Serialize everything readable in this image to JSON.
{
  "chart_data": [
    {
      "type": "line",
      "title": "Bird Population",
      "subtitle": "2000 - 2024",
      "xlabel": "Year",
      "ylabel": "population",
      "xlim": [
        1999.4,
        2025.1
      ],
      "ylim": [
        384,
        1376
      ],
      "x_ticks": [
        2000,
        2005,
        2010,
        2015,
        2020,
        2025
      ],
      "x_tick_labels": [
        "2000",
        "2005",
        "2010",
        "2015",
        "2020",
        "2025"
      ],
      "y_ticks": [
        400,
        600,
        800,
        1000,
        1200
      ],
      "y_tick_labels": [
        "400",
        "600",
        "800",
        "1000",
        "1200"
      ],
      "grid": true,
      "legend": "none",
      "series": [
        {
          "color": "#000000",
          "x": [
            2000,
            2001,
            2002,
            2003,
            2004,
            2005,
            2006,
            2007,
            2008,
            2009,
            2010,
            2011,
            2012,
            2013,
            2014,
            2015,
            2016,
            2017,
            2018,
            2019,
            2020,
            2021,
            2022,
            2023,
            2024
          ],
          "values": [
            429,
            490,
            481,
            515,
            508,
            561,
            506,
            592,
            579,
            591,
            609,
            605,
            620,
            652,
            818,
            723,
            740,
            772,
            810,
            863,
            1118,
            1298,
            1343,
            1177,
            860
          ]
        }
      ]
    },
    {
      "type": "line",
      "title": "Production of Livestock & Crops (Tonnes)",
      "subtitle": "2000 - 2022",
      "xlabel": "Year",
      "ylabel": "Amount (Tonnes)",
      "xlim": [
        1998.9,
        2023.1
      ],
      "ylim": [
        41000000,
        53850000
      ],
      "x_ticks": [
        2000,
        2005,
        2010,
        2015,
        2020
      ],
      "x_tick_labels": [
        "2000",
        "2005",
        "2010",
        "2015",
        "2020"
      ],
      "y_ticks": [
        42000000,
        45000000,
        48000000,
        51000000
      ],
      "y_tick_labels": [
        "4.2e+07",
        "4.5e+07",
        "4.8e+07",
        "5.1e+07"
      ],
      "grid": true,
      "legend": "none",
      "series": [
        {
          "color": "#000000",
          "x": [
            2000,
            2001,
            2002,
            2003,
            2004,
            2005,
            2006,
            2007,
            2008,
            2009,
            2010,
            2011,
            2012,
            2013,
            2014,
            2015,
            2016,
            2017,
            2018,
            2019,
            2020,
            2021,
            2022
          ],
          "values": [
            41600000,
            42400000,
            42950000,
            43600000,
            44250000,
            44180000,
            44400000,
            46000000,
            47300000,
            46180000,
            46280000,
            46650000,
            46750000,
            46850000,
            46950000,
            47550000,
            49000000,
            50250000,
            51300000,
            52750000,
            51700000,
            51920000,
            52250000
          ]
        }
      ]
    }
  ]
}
☆ ☆ ☆
# Written request
The lines above should be duplicated exactly.

# Answer to the task
Serialize everything readable in this image to JSON.
{
  "chart_data": [
    {
      "type": "line",
      "title": "Bird Population",
      "subtitle": "2000 - 2024",
      "xlabel": "Year",
      "ylabel": "population",
      "xlim": [
        1999.4,
        2025.1
      ],
      "ylim": [
        384,
        1376
      ],
      "x_ticks": [
        2000,
        2005,
        2010,
        2015,
        2020,
        2025
      ],
      "x_tick_labels": [
        "2000",
        "2005",
        "2010",
        "2015",
        "2020",
        "2025"
      ],
      "y_ticks": [
        400,
        600,
        800,
        1000,
        1200
      ],
      "y_tick_labels": [
        "400",
        "600",
        "800",
        "1000",
        "1200"
      ],
      "grid": true,
      "legend": "none",
      "series": [
        {
          "color": "#000000",
          "x": [
            2000,
            2001,
            2002,
            2003,
            2004,
            2005,
            2006,
            2007,
            2008,
            2009,
            2010,
            2011,
            2012,
            2013,
            2014,
            2015,
            2016,
            2017,
            2018,
            2019,
            2020,
            2021,
            2022,
            2023,
            2024
          ],
          "values": [
            429,
            490,
            481,
            515,
            508,
            561,
            506,
            592,
            579,
            591,
            609,
            605,
            620,
            652,
            818,
            723,
            740,
            772,
            810,
            863,
            1118,
            1298,
            1343,
            1177,
            860
          ]
        }
      ]
    },
    {
      "type": "line",
      "title": "Production of Livestock & Crops (Tonnes)",
      "subtitle": "2000 - 2022",
      "xlabel": "Year",
      "ylabel": "Amount (Tonnes)",
      "xlim": [
        1998.9,
        2023.1
      ],
      "ylim": [
        41000000,
        53850000
      ],
      "x_ticks": [
        2000,
        2005,
        2010,
        2015,
        2020
      ],
      "x_tick_labels": [
        "2000",
        "2005",
        "2010",
        "2015",
        "2020"
      ],
      "y_ticks": [
        42000000,
        45000000,
        48000000,
        51000000
      ],
      "y_tick_labels": [
        "4.2e+07",
        "4.5e+07",
        "4.8e+07",
        "5.1e+07"
      ],
      "grid": true,
      "legend": "none",
      "series": [
        {
          "color": "#000000",
          "x": [
            2000,
            2001,
            2002,
            2003,
            2004,
            2005,
            2006,
            2007,
            2008,
            2009,
            2010,
            2011,
            2012,
            2013,
            2014,
            2015,
            2016,
            2017,
            2018,
            2019,
            2020,
            2021,
            2022
          ],
          "values": [
            41600000,
            42400000,
            42950000,
            43600000,
            44250000,
            44180000,
            44400000,
            46000000,
            47300000,
            46180000,
            46280000,
            46650000,
            46750000,
            46850000,
            46950000,
            47550000,
            49000000,
            50250000,
            51300000,
            52750000,
            51700000,
            51920000,
            52250000
          ]
        }
      ]
    }
  ]
}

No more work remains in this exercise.